▶ **Exercise description**
Count the lines in the records below that contain the string "panel", treating uppercase and lowercase as different, and give only the number.

Collection entries
================================

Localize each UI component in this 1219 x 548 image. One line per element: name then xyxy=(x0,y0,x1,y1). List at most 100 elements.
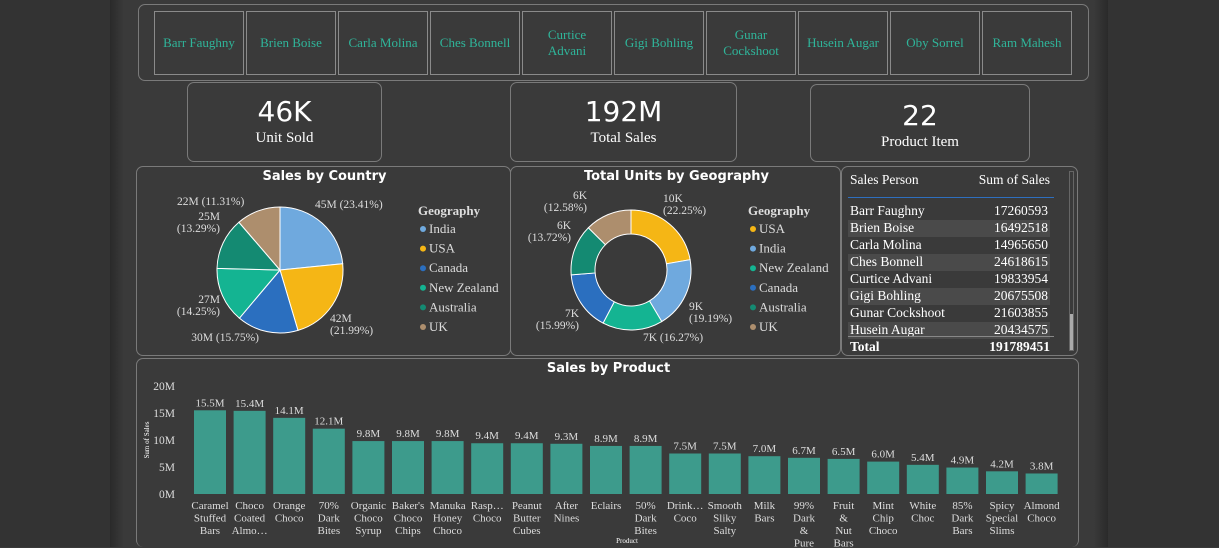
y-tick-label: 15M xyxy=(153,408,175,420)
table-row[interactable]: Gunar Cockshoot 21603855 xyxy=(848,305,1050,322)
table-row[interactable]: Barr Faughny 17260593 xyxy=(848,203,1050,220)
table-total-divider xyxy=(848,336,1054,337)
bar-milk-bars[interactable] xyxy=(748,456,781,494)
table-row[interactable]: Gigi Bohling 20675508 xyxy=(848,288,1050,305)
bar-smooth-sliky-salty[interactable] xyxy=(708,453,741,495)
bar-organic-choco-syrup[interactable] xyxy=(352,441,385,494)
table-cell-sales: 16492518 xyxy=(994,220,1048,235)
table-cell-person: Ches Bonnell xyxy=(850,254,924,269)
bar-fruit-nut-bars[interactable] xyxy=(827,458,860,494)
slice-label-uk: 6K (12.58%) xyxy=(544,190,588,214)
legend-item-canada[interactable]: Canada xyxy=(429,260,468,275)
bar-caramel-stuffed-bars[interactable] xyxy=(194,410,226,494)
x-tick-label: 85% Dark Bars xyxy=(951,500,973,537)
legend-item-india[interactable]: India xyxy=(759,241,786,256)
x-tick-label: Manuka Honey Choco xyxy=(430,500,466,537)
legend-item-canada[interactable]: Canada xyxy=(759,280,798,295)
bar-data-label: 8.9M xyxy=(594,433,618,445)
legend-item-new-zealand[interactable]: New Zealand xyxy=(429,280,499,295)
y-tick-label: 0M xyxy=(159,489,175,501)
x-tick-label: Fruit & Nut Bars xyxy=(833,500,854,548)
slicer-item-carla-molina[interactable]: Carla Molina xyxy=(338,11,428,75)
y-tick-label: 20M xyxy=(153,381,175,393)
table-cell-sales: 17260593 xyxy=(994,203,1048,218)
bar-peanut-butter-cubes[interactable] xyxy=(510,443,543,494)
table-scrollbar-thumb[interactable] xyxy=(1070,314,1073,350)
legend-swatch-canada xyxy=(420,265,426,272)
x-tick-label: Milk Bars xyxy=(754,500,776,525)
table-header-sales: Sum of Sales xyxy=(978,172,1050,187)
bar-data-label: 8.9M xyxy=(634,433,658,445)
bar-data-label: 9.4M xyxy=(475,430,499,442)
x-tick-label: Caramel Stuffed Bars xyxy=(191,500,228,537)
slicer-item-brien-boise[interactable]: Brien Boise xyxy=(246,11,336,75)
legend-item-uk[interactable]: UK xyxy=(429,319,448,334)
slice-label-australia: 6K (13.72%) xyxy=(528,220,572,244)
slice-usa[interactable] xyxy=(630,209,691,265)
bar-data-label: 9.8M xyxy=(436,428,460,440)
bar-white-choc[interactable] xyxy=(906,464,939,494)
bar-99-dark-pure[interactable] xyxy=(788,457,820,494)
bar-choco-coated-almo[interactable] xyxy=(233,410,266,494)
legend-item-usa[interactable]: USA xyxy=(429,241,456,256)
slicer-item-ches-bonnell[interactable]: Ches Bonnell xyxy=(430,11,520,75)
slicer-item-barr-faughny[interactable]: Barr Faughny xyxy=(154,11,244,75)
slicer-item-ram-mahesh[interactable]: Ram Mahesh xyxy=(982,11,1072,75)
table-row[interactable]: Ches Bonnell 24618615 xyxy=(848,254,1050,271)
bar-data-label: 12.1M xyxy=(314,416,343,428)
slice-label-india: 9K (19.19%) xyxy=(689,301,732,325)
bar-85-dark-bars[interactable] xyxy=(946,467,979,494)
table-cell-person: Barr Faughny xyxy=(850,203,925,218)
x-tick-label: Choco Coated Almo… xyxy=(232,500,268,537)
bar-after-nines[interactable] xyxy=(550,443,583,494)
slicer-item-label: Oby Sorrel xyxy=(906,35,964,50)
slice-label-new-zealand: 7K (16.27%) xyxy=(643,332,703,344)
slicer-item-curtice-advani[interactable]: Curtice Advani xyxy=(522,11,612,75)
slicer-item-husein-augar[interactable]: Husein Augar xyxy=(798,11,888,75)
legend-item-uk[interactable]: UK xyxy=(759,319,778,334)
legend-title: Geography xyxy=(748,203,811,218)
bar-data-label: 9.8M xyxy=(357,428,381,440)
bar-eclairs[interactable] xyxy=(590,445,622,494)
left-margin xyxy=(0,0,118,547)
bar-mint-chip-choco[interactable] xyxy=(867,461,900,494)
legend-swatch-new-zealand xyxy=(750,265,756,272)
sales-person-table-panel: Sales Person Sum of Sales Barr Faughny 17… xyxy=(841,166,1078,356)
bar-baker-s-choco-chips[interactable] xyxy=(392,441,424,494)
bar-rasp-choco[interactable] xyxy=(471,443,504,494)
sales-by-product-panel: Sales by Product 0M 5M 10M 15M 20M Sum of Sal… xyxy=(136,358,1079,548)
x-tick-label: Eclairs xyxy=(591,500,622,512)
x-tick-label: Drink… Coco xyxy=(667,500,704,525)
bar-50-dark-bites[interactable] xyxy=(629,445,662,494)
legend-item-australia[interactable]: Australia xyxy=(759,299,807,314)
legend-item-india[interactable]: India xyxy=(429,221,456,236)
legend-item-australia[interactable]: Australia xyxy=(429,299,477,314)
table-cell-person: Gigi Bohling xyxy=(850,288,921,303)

================================

▶ **Answer in full**
2